== Supplied information

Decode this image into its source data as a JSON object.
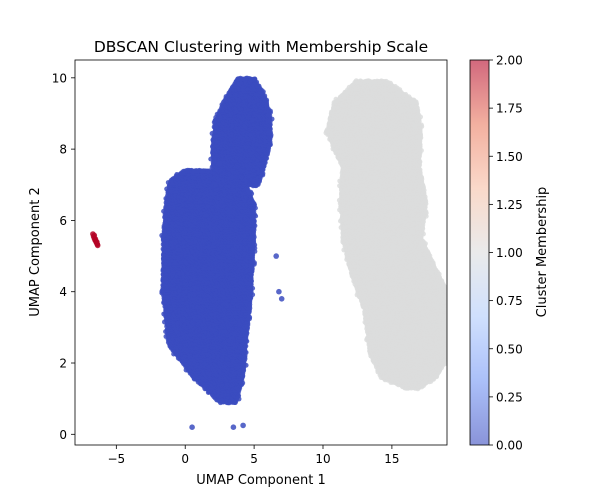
{
  "chart_data": {
    "type": "scatter",
    "title": "DBSCAN Clustering with Membership Scale",
    "xlabel": "UMAP Component 1",
    "ylabel": "UMAP Component 2",
    "xlim": [
      -8,
      19
    ],
    "ylim": [
      -0.3,
      10.5
    ],
    "xticks": [
      -5,
      0,
      5,
      10,
      15
    ],
    "yticks": [
      0,
      2,
      4,
      6,
      8,
      10
    ],
    "colorbar": {
      "label": "Cluster Membership",
      "range": [
        0.0,
        2.0
      ],
      "ticks": [
        "0.00",
        "0.25",
        "0.50",
        "0.75",
        "1.00",
        "1.25",
        "1.50",
        "1.75",
        "2.00"
      ],
      "colormap": "coolwarm",
      "stops": [
        "#3b4cc0",
        "#7396f5",
        "#b0cbfc",
        "#dcdddd",
        "#f6bfa6",
        "#ea7b60",
        "#b40426"
      ],
      "alpha": 0.6
    },
    "clusters": [
      {
        "membership": 0,
        "color": "#3b4cc0",
        "regions": [
          {
            "x_center": 1.1,
            "y_range": [
              0.9,
              7.4
            ],
            "width_by_y": [
              [
                0.9,
                1.2
              ],
              [
                1.6,
                3.6
              ],
              [
                2.5,
                5.6
              ],
              [
                4.0,
                6.4
              ],
              [
                5.5,
                6.6
              ],
              [
                6.5,
                6.4
              ],
              [
                7.1,
                5.4
              ],
              [
                7.4,
                2.8
              ]
            ],
            "shift_by_y": [
              [
                0.9,
                2.0
              ],
              [
                1.6,
                1.3
              ],
              [
                2.5,
                0.5
              ],
              [
                4.0,
                0.5
              ],
              [
                5.5,
                0.6
              ],
              [
                6.5,
                0.7
              ],
              [
                7.1,
                0.5
              ],
              [
                7.4,
                0.2
              ]
            ]
          },
          {
            "x_center": 3.8,
            "y_range": [
              7.0,
              10.0
            ],
            "width_by_y": [
              [
                7.0,
                3.0
              ],
              [
                7.6,
                3.8
              ],
              [
                8.2,
                4.2
              ],
              [
                8.8,
                4.0
              ],
              [
                9.4,
                3.0
              ],
              [
                10.0,
                1.2
              ]
            ],
            "shift_by_y": [
              [
                7.0,
                0.0
              ],
              [
                7.6,
                0.1
              ],
              [
                8.2,
                0.3
              ],
              [
                8.8,
                0.4
              ],
              [
                9.4,
                0.6
              ],
              [
                10.0,
                0.6
              ]
            ]
          }
        ],
        "stray_points": [
          [
            0.5,
            0.2
          ],
          [
            3.5,
            0.2
          ],
          [
            4.2,
            0.25
          ],
          [
            6.8,
            4.0
          ],
          [
            7.0,
            3.8
          ],
          [
            2.5,
            7.6
          ],
          [
            6.6,
            5.0
          ]
        ]
      },
      {
        "membership": 1,
        "color": "#dcdddd",
        "regions": [
          {
            "x_center": 15.0,
            "y_range": [
              1.3,
              9.9
            ],
            "width_by_y": [
              [
                1.3,
                1.0
              ],
              [
                1.6,
                4.0
              ],
              [
                2.3,
                5.8
              ],
              [
                3.5,
                6.8
              ],
              [
                4.5,
                6.3
              ],
              [
                5.5,
                5.7
              ],
              [
                6.5,
                6.2
              ],
              [
                7.5,
                5.6
              ],
              [
                8.5,
                6.8
              ],
              [
                9.3,
                6.0
              ],
              [
                9.9,
                2.2
              ]
            ],
            "shift_by_y": [
              [
                1.3,
                1.5
              ],
              [
                1.6,
                1.2
              ],
              [
                2.3,
                1.3
              ],
              [
                3.5,
                1.4
              ],
              [
                4.5,
                0.2
              ],
              [
                5.5,
                -0.7
              ],
              [
                6.5,
                -0.6
              ],
              [
                7.5,
                -0.8
              ],
              [
                8.5,
                -1.3
              ],
              [
                9.3,
                -1.2
              ],
              [
                9.9,
                -1.5
              ]
            ]
          }
        ],
        "stray_points": []
      },
      {
        "membership": 2,
        "color": "#b40426",
        "regions": [],
        "stray_points": [
          [
            -6.7,
            5.62
          ],
          [
            -6.65,
            5.55
          ],
          [
            -6.6,
            5.5
          ],
          [
            -6.55,
            5.45
          ],
          [
            -6.5,
            5.42
          ],
          [
            -6.45,
            5.38
          ],
          [
            -6.4,
            5.35
          ],
          [
            -6.35,
            5.3
          ],
          [
            -6.6,
            5.58
          ],
          [
            -6.52,
            5.48
          ],
          [
            -6.42,
            5.4
          ],
          [
            -6.38,
            5.33
          ]
        ]
      }
    ]
  }
}
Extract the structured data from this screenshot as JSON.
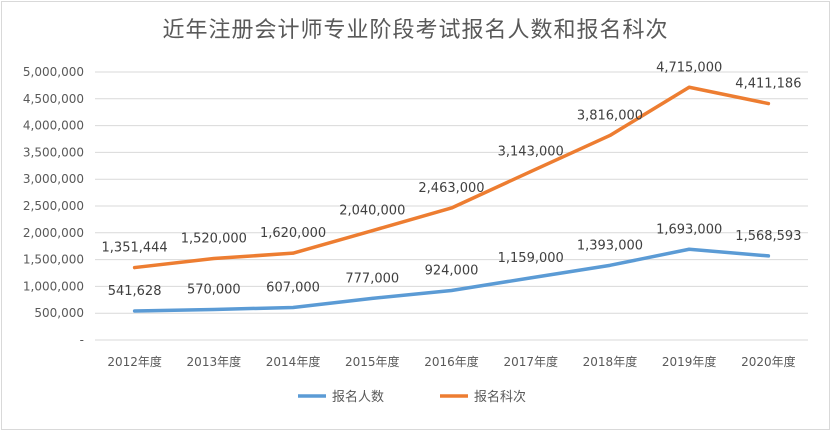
{
  "chart_data": {
    "type": "line",
    "title": "近年注册会计师专业阶段考试报名人数和报名科次",
    "categories": [
      "2012年度",
      "2013年度",
      "2014年度",
      "2015年度",
      "2016年度",
      "2017年度",
      "2018年度",
      "2019年度",
      "2020年度"
    ],
    "series": [
      {
        "name": "报名人数",
        "color": "#5b9bd5",
        "values": [
          541628,
          570000,
          607000,
          777000,
          924000,
          1159000,
          1393000,
          1693000,
          1568593
        ],
        "labels": [
          "541,628",
          "570,000",
          "607,000",
          "777,000",
          "924,000",
          "1,159,000",
          "1,393,000",
          "1,693,000",
          "1,568,593"
        ]
      },
      {
        "name": "报名科次",
        "color": "#ed7d31",
        "values": [
          1351444,
          1520000,
          1620000,
          2040000,
          2463000,
          3143000,
          3816000,
          4715000,
          4411186
        ],
        "labels": [
          "1,351,444",
          "1,520,000",
          "1,620,000",
          "2,040,000",
          "2,463,000",
          "3,143,000",
          "3,816,000",
          "4,715,000",
          "4,411,186"
        ]
      }
    ],
    "ylim": [
      0,
      5000000
    ],
    "yticks": [
      0,
      500000,
      1000000,
      1500000,
      2000000,
      2500000,
      3000000,
      3500000,
      4000000,
      4500000,
      5000000
    ],
    "ytick_labels": [
      "-",
      "500,000",
      "1,000,000",
      "1,500,000",
      "2,000,000",
      "2,500,000",
      "3,000,000",
      "3,500,000",
      "4,000,000",
      "4,500,000",
      "5,000,000"
    ],
    "grid": true,
    "legend_position": "bottom",
    "gridline_color": "#d9d9d9"
  }
}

====

Written request -
Give every record back exactly as it reads, with no images.

Result -
Decode this image into its source data as a JSON object.
{
  "chart_data": {
    "type": "scatter",
    "title": "DBSCAN Clustering with Membership Scale",
    "xlabel": "UMAP Component 1",
    "ylabel": "UMAP Component 2",
    "xlim": [
      -8,
      19
    ],
    "ylim": [
      -0.3,
      10.5
    ],
    "xticks": [
      -5,
      0,
      5,
      10,
      15
    ],
    "yticks": [
      0,
      2,
      4,
      6,
      8,
      10
    ],
    "colorbar": {
      "label": "Cluster Membership",
      "range": [
        0.0,
        2.0
      ],
      "ticks": [
        "0.00",
        "0.25",
        "0.50",
        "0.75",
        "1.00",
        "1.25",
        "1.50",
        "1.75",
        "2.00"
      ],
      "colormap": "coolwarm",
      "stops": [
        "#3b4cc0",
        "#7396f5",
        "#b0cbfc",
        "#dcdddd",
        "#f6bfa6",
        "#ea7b60",
        "#b40426"
      ],
      "alpha": 0.6
    },
    "clusters": [
      {
        "membership": 0,
        "color": "#3b4cc0",
        "regions": [
          {
            "x_center": 1.1,
            "y_range": [
              0.9,
              7.4
            ],
            "width_by_y": [
              [
                0.9,
                1.2
              ],
              [
                1.6,
                3.6
              ],
              [
                2.5,
                5.6
              ],
              [
                4.0,
                6.4
              ],
              [
                5.5,
                6.6
              ],
              [
                6.5,
                6.4
              ],
              [
                7.1,
                5.4
              ],
              [
                7.4,
                2.8
              ]
            ],
            "shift_by_y": [
              [
                0.9,
                2.0
              ],
              [
                1.6,
                1.3
              ],
              [
                2.5,
                0.5
              ],
              [
                4.0,
                0.5
              ],
              [
                5.5,
                0.6
              ],
              [
                6.5,
                0.7
              ],
              [
                7.1,
                0.5
              ],
              [
                7.4,
                0.2
              ]
            ]
          },
          {
            "x_center": 3.8,
            "y_range": [
              7.0,
              10.0
            ],
            "width_by_y": [
              [
                7.0,
                3.0
              ],
              [
                7.6,
                3.8
              ],
              [
                8.2,
                4.2
              ],
              [
                8.8,
                4.0
              ],
              [
                9.4,
                3.0
              ],
              [
                10.0,
                1.2
              ]
            ],
            "shift_by_y": [
              [
                7.0,
                0.0
              ],
              [
                7.6,
                0.1
              ],
              [
                8.2,
                0.3
              ],
              [
                8.8,
                0.4
              ],
              [
                9.4,
                0.6
              ],
              [
                10.0,
                0.6
              ]
            ]
          }
        ],
        "stray_points": [
          [
            0.5,
            0.2
          ],
          [
            3.5,
            0.2
          ],
          [
            4.2,
            0.25
          ],
          [
            6.8,
            4.0
          ],
          [
            7.0,
            3.8
          ],
          [
            2.5,
            7.6
          ],
          [
            6.6,
            5.0
          ]
        ]
      },
      {
        "membership": 1,
        "color": "#dcdddd",
        "regions": [
          {
            "x_center": 15.0,
            "y_range": [
              1.3,
              9.9
            ],
            "width_by_y": [
              [
                1.3,
                1.0
              ],
              [
                1.6,
                4.0
              ],
              [
                2.3,
                5.8
              ],
              [
                3.5,
                6.8
              ],
              [
                4.5,
                6.3
              ],
              [
                5.5,
                5.7
              ],
              [
                6.5,
                6.2
              ],
              [
                7.5,
                5.6
              ],
              [
                8.5,
                6.8
              ],
              [
                9.3,
                6.0
              ],
              [
                9.9,
                2.2
              ]
            ],
            "shift_by_y": [
              [
                1.3,
                1.5
              ],
              [
                1.6,
                1.2
              ],
              [
                2.3,
                1.3
              ],
              [
                3.5,
                1.4
              ],
              [
                4.5,
                0.2
              ],
              [
                5.5,
                -0.7
              ],
              [
                6.5,
                -0.6
              ],
              [
                7.5,
                -0.8
              ],
              [
                8.5,
                -1.3
              ],
              [
                9.3,
                -1.2
              ],
              [
                9.9,
                -1.5
              ]
            ]
          }
        ],
        "stray_points": []
      },
      {
        "membership": 2,
        "color": "#b40426",
        "regions": [],
        "stray_points": [
          [
            -6.7,
            5.62
          ],
          [
            -6.65,
            5.55
          ],
          [
            -6.6,
            5.5
          ],
          [
            -6.55,
            5.45
          ],
          [
            -6.5,
            5.42
          ],
          [
            -6.45,
            5.38
          ],
          [
            -6.4,
            5.35
          ],
          [
            -6.35,
            5.3
          ],
          [
            -6.6,
            5.58
          ],
          [
            -6.52,
            5.48
          ],
          [
            -6.42,
            5.4
          ],
          [
            -6.38,
            5.33
          ]
        ]
      }
    ]
  }
}
Extract the structured data from this screenshot as JSON.
{
  "chart_data": {
    "type": "line",
    "title": "近年注册会计师专业阶段考试报名人数和报名科次",
    "categories": [
      "2012年度",
      "2013年度",
      "2014年度",
      "2015年度",
      "2016年度",
      "2017年度",
      "2018年度",
      "2019年度",
      "2020年度"
    ],
    "series": [
      {
        "name": "报名人数",
        "color": "#5b9bd5",
        "values": [
          541628,
          570000,
          607000,
          777000,
          924000,
          1159000,
          1393000,
          1693000,
          1568593
        ],
        "labels": [
          "541,628",
          "570,000",
          "607,000",
          "777,000",
          "924,000",
          "1,159,000",
          "1,393,000",
          "1,693,000",
          "1,568,593"
        ]
      },
      {
        "name": "报名科次",
        "color": "#ed7d31",
        "values": [
          1351444,
          1520000,
          1620000,
          2040000,
          2463000,
          3143000,
          3816000,
          4715000,
          4411186
        ],
        "labels": [
          "1,351,444",
          "1,520,000",
          "1,620,000",
          "2,040,000",
          "2,463,000",
          "3,143,000",
          "3,816,000",
          "4,715,000",
          "4,411,186"
        ]
      }
    ],
    "ylim": [
      0,
      5000000
    ],
    "yticks": [
      0,
      500000,
      1000000,
      1500000,
      2000000,
      2500000,
      3000000,
      3500000,
      4000000,
      4500000,
      5000000
    ],
    "ytick_labels": [
      "-",
      "500,000",
      "1,000,000",
      "1,500,000",
      "2,000,000",
      "2,500,000",
      "3,000,000",
      "3,500,000",
      "4,000,000",
      "4,500,000",
      "5,000,000"
    ],
    "grid": true,
    "legend_position": "bottom",
    "gridline_color": "#d9d9d9"
  }
}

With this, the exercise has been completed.